:: Information provided ::

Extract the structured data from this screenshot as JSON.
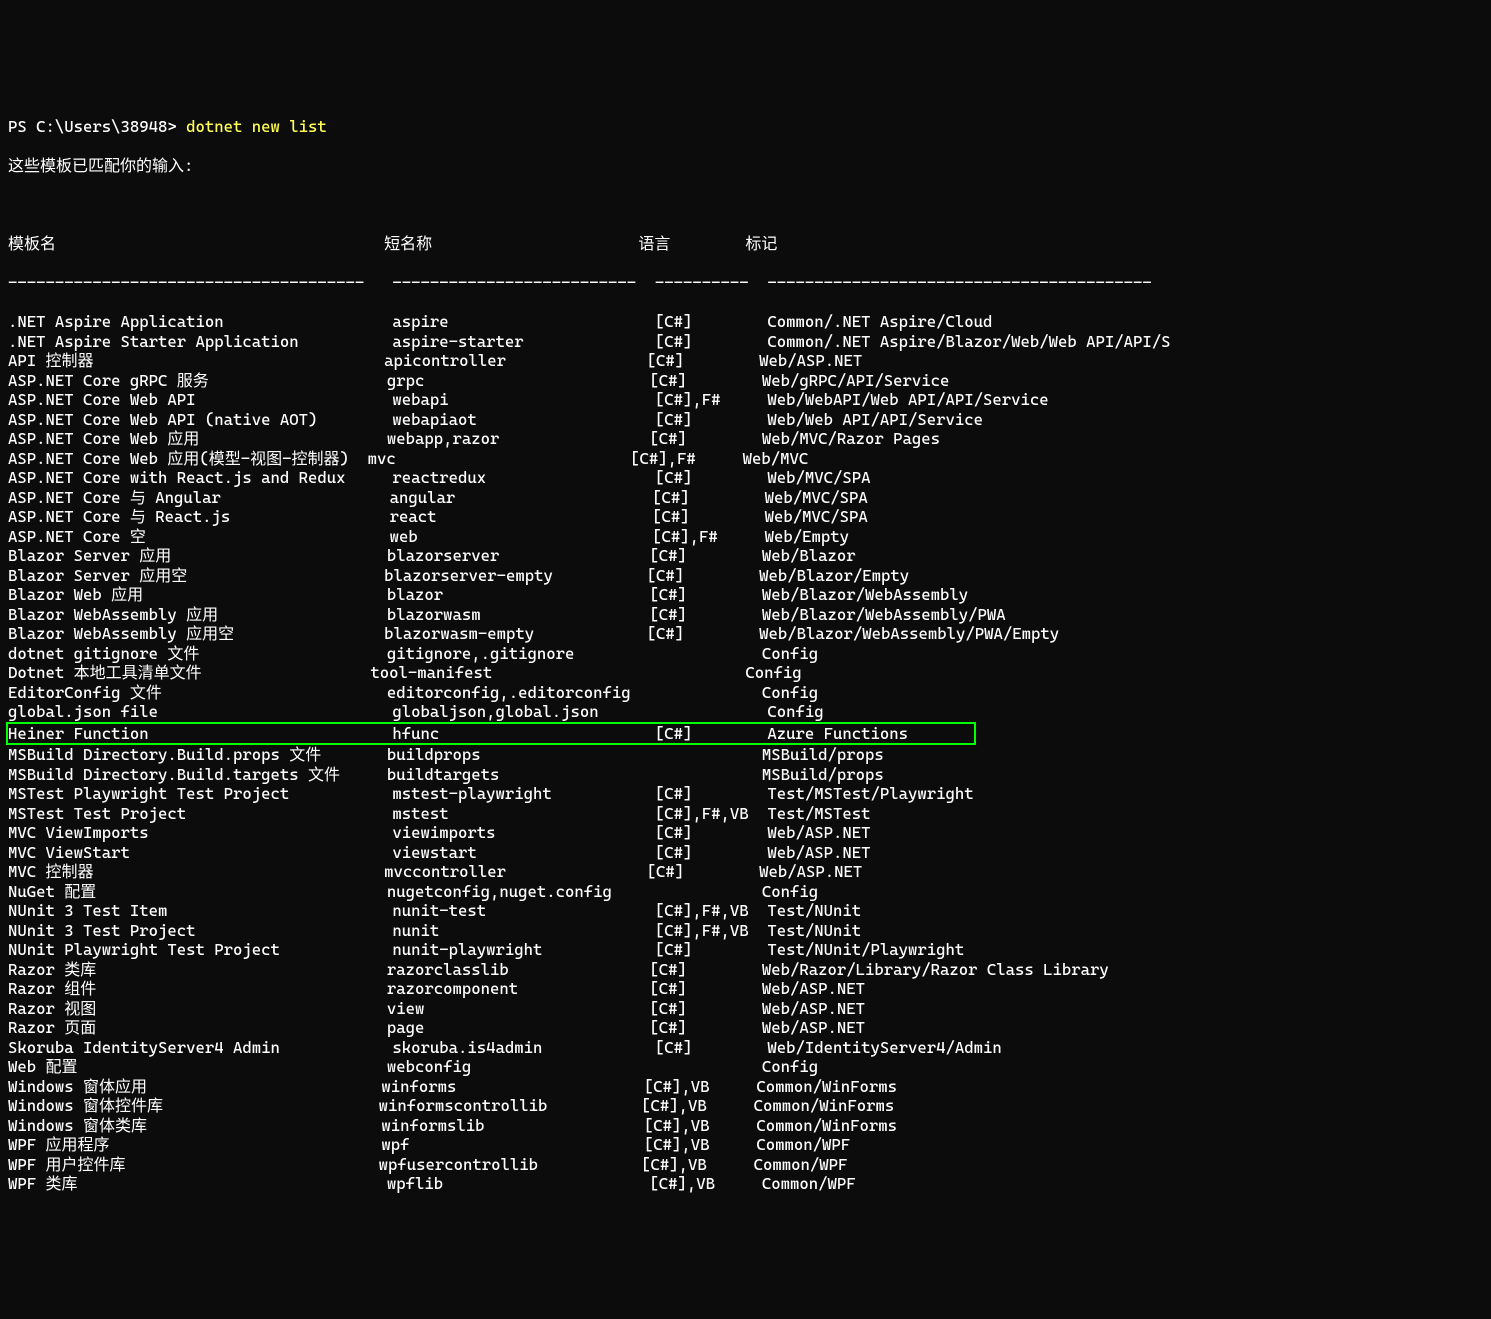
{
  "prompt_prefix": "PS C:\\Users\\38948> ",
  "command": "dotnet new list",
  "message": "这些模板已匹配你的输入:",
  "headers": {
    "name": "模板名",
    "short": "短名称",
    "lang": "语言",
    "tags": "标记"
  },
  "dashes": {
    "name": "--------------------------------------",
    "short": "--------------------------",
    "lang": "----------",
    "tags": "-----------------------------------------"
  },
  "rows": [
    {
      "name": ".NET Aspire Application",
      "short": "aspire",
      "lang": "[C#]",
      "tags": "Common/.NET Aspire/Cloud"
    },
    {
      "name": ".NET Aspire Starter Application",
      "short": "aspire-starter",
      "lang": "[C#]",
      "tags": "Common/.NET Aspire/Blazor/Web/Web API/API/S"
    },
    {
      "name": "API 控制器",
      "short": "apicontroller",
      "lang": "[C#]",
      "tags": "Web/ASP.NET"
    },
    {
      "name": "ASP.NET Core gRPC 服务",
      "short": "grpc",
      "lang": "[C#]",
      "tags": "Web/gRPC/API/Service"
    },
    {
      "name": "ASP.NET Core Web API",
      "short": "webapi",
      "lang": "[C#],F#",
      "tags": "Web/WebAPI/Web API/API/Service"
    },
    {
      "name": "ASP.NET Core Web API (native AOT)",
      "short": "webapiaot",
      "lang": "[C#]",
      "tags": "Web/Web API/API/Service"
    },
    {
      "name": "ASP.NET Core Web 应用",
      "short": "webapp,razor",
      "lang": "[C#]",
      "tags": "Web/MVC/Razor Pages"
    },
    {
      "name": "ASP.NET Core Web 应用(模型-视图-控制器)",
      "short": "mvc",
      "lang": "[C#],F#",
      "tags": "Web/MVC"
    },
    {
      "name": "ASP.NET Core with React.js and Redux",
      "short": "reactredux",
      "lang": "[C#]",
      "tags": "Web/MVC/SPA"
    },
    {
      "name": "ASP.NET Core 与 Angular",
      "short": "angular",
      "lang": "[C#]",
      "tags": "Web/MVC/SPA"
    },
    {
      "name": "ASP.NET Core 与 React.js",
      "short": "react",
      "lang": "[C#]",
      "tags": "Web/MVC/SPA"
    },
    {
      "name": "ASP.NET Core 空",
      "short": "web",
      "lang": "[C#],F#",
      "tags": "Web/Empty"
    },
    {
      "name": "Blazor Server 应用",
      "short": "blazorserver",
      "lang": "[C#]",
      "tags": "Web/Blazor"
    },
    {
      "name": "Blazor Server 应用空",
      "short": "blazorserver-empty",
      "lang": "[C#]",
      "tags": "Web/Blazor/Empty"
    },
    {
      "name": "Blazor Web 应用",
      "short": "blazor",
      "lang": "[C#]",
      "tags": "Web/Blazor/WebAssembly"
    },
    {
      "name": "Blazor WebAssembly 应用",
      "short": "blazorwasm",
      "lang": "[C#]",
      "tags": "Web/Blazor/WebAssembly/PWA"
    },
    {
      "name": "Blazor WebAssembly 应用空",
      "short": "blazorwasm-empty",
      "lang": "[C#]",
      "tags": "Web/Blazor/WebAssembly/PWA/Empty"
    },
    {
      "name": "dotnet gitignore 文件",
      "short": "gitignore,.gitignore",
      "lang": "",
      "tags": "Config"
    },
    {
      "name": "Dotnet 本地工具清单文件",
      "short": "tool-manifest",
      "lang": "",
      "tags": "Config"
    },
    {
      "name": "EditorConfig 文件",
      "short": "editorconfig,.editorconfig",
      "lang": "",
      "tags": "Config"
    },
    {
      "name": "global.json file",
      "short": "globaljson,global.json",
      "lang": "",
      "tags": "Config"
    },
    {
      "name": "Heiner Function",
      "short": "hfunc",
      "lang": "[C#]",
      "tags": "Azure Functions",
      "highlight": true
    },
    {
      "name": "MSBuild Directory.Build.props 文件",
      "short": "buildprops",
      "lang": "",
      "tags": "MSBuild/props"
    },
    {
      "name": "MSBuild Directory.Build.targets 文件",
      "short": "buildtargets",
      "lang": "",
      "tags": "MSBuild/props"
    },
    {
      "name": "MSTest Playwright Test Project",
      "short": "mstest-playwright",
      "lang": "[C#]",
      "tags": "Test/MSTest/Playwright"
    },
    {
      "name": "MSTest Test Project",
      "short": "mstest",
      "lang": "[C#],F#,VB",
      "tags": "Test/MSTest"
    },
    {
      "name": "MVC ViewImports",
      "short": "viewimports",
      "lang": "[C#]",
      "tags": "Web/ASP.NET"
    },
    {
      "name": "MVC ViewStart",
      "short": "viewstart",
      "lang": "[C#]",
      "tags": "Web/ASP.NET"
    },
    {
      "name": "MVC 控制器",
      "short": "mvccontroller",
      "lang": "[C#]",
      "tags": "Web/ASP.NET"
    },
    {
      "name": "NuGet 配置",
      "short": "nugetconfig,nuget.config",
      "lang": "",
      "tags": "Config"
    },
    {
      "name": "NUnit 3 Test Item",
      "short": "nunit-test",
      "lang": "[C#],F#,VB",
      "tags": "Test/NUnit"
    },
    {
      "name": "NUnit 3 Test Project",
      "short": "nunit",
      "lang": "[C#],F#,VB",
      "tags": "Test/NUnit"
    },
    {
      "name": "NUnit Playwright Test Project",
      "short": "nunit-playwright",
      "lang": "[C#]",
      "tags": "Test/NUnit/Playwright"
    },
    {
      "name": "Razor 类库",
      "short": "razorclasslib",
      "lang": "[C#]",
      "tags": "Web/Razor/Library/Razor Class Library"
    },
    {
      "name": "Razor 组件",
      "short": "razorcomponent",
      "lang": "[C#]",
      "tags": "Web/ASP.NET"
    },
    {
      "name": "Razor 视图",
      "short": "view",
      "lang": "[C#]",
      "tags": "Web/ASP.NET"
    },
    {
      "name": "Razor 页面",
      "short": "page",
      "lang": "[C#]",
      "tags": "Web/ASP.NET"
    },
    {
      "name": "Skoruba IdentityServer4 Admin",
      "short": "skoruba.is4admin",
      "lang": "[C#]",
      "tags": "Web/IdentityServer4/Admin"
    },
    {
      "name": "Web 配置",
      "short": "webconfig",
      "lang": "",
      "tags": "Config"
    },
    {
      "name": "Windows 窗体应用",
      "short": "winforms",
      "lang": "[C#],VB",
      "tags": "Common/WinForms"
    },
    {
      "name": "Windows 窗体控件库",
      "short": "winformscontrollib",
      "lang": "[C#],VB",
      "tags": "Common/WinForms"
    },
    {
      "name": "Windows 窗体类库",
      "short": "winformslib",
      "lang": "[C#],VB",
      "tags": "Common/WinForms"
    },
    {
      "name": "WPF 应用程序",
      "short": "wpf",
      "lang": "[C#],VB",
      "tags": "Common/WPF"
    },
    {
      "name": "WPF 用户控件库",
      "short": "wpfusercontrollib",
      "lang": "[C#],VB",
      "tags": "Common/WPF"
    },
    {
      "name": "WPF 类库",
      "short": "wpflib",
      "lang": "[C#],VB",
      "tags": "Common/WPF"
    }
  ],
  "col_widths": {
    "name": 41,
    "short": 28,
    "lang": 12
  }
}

:::

# Exercise description
Go through the lines above. Select every one that has the string "blazorserver".

# Solved exercise
      "short": "blazorserver",
      "short": "blazorserver-empty",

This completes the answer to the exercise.